(Records from a collection)

--- begin ---

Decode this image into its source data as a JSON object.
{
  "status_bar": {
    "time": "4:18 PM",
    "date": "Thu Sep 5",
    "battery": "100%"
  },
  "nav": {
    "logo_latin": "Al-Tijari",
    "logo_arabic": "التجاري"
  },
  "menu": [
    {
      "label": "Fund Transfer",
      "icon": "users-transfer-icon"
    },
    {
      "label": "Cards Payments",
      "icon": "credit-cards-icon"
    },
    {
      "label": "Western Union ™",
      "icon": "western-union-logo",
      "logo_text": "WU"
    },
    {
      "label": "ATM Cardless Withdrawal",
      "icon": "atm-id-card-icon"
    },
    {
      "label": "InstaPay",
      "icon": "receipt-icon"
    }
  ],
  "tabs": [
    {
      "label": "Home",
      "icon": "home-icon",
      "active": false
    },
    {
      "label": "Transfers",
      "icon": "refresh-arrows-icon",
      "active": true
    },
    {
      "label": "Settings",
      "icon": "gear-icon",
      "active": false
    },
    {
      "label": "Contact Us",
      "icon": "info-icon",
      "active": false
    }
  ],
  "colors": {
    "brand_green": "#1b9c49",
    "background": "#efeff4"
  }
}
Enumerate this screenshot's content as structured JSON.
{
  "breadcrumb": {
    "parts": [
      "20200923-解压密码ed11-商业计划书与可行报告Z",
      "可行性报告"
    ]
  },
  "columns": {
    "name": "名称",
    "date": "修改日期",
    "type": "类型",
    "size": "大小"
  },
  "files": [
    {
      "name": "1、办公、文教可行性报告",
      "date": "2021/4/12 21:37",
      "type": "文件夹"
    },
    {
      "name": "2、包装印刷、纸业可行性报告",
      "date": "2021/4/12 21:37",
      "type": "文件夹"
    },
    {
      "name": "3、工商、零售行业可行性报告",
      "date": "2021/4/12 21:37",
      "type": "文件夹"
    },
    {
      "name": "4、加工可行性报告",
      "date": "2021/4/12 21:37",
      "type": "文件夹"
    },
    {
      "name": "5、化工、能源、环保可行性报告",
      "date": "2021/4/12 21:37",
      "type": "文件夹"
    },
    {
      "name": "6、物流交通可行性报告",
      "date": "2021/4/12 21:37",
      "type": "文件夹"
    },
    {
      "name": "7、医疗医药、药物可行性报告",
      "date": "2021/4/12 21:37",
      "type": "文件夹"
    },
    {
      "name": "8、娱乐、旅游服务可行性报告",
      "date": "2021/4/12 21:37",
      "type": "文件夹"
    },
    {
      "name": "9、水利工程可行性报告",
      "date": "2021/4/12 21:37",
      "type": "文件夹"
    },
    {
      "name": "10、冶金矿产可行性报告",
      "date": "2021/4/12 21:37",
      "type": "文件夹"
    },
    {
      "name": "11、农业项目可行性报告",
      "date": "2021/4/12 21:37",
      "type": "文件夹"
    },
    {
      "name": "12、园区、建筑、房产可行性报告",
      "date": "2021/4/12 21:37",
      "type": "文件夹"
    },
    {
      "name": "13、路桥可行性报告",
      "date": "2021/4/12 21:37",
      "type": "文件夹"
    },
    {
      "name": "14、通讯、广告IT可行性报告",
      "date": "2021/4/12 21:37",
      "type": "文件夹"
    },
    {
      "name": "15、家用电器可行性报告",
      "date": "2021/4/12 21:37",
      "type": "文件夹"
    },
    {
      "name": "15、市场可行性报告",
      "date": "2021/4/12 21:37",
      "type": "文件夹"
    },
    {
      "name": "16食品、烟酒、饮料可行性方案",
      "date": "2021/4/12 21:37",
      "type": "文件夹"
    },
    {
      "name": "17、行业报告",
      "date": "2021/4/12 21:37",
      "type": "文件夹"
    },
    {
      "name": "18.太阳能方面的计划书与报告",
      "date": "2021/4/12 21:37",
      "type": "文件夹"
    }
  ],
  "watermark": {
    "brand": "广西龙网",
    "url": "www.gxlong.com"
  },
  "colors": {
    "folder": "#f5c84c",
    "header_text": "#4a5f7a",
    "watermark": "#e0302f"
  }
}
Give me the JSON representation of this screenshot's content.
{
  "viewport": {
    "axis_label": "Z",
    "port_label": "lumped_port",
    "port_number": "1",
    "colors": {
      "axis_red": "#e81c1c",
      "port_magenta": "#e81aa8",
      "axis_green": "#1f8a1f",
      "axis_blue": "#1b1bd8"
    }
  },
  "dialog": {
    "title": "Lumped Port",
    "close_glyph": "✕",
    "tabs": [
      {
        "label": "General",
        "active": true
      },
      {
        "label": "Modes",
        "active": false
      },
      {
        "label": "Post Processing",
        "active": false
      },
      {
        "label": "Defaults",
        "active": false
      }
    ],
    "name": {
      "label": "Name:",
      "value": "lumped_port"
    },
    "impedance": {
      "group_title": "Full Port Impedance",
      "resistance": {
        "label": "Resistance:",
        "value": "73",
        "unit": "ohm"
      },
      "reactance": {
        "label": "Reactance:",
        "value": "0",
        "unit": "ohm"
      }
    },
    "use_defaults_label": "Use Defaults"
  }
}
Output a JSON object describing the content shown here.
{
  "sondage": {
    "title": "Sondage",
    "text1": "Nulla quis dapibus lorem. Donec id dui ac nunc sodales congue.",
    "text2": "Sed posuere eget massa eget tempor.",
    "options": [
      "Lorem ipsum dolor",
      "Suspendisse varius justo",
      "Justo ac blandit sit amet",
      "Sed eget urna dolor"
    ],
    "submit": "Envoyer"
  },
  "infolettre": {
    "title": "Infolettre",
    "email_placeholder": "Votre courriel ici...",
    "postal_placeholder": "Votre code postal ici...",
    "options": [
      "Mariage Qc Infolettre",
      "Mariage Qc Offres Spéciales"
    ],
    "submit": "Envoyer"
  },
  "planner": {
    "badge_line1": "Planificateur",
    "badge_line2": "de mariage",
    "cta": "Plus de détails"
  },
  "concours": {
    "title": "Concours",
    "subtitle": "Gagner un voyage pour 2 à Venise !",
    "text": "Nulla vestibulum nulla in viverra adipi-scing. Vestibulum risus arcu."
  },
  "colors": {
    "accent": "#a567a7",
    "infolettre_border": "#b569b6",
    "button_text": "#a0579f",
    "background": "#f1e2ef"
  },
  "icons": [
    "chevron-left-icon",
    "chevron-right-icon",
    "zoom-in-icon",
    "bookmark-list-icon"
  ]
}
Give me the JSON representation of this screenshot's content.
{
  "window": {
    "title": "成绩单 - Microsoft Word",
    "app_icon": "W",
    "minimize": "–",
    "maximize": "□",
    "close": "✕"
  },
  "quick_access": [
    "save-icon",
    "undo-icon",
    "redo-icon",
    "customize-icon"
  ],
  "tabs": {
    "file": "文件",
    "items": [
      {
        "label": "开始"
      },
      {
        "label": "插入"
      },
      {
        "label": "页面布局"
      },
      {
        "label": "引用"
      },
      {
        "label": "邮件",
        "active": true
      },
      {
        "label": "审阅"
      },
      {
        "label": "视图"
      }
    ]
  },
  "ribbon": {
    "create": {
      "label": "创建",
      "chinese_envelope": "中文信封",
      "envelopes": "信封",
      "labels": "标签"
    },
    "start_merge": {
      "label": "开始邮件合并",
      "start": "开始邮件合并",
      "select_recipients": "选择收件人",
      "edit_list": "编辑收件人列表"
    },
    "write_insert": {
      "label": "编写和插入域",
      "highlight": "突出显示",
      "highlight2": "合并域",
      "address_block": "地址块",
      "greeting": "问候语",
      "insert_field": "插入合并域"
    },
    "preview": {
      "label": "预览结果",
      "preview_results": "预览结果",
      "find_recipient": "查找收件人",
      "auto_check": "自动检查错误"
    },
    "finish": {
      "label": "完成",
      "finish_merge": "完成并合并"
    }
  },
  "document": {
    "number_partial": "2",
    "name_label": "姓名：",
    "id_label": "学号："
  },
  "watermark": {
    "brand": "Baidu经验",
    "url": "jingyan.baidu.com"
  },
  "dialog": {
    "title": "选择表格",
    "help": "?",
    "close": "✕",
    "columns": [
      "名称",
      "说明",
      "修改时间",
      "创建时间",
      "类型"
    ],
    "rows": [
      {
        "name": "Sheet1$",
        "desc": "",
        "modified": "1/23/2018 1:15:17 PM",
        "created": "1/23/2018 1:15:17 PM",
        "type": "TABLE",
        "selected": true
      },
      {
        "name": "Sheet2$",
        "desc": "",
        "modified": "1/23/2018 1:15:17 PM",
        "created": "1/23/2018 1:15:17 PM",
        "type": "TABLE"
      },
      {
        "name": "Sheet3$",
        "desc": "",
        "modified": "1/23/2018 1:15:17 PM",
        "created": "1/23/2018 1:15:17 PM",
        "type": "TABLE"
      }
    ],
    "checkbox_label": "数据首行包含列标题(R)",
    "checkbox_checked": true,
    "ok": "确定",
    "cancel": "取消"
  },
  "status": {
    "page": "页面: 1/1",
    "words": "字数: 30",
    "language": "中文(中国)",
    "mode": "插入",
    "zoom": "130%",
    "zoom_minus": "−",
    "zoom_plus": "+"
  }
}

--- end ---

*Exercise instructions*
Look through the material and copy each line that has "dolor".

*Task output*
      "Lorem ipsum dolor",
      "Sed eget urna dolor"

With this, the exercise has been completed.